▶ _Do this_
Extract the entries in their exact form.

Figure data in JSON
————————

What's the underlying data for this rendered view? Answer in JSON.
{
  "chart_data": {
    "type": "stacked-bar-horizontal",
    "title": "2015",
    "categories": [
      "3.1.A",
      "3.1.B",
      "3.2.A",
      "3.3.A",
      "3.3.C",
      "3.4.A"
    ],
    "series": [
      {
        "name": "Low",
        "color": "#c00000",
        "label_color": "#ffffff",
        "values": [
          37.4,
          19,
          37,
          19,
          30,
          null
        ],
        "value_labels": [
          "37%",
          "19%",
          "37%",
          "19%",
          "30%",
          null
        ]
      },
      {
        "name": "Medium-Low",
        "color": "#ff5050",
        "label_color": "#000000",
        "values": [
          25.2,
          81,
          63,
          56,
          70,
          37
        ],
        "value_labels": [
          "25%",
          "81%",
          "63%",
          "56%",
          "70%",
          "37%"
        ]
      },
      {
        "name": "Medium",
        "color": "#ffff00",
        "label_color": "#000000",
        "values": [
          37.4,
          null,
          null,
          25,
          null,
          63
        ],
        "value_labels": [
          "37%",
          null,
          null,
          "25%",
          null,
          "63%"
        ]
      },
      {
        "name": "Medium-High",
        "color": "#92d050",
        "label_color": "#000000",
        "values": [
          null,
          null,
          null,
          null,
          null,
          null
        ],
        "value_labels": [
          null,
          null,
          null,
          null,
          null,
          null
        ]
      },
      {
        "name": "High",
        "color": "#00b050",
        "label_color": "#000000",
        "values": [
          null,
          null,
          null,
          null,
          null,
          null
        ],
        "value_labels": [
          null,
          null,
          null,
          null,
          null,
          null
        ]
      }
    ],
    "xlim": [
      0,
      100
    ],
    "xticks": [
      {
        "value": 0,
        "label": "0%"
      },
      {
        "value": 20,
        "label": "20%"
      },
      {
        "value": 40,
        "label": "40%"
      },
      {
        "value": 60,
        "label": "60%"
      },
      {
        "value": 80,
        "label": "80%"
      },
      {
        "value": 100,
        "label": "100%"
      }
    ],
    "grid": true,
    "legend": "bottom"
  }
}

————————

▶ _Result of this task_
What's the underlying data for this rendered view? Answer in JSON.
{
  "chart_data": {
    "type": "stacked-bar-horizontal",
    "title": "2015",
    "categories": [
      "3.1.A",
      "3.1.B",
      "3.2.A",
      "3.3.A",
      "3.3.C",
      "3.4.A"
    ],
    "series": [
      {
        "name": "Low",
        "color": "#c00000",
        "label_color": "#ffffff",
        "values": [
          37.4,
          19,
          37,
          19,
          30,
          null
        ],
        "value_labels": [
          "37%",
          "19%",
          "37%",
          "19%",
          "30%",
          null
        ]
      },
      {
        "name": "Medium-Low",
        "color": "#ff5050",
        "label_color": "#000000",
        "values": [
          25.2,
          81,
          63,
          56,
          70,
          37
        ],
        "value_labels": [
          "25%",
          "81%",
          "63%",
          "56%",
          "70%",
          "37%"
        ]
      },
      {
        "name": "Medium",
        "color": "#ffff00",
        "label_color": "#000000",
        "values": [
          37.4,
          null,
          null,
          25,
          null,
          63
        ],
        "value_labels": [
          "37%",
          null,
          null,
          "25%",
          null,
          "63%"
        ]
      },
      {
        "name": "Medium-High",
        "color": "#92d050",
        "label_color": "#000000",
        "values": [
          null,
          null,
          null,
          null,
          null,
          null
        ],
        "value_labels": [
          null,
          null,
          null,
          null,
          null,
          null
        ]
      },
      {
        "name": "High",
        "color": "#00b050",
        "label_color": "#000000",
        "values": [
          null,
          null,
          null,
          null,
          null,
          null
        ],
        "value_labels": [
          null,
          null,
          null,
          null,
          null,
          null
        ]
      }
    ],
    "xlim": [
      0,
      100
    ],
    "xticks": [
      {
        "value": 0,
        "label": "0%"
      },
      {
        "value": 20,
        "label": "20%"
      },
      {
        "value": 40,
        "label": "40%"
      },
      {
        "value": 60,
        "label": "60%"
      },
      {
        "value": 80,
        "label": "80%"
      },
      {
        "value": 100,
        "label": "100%"
      }
    ],
    "grid": true,
    "legend": "bottom"
  }
}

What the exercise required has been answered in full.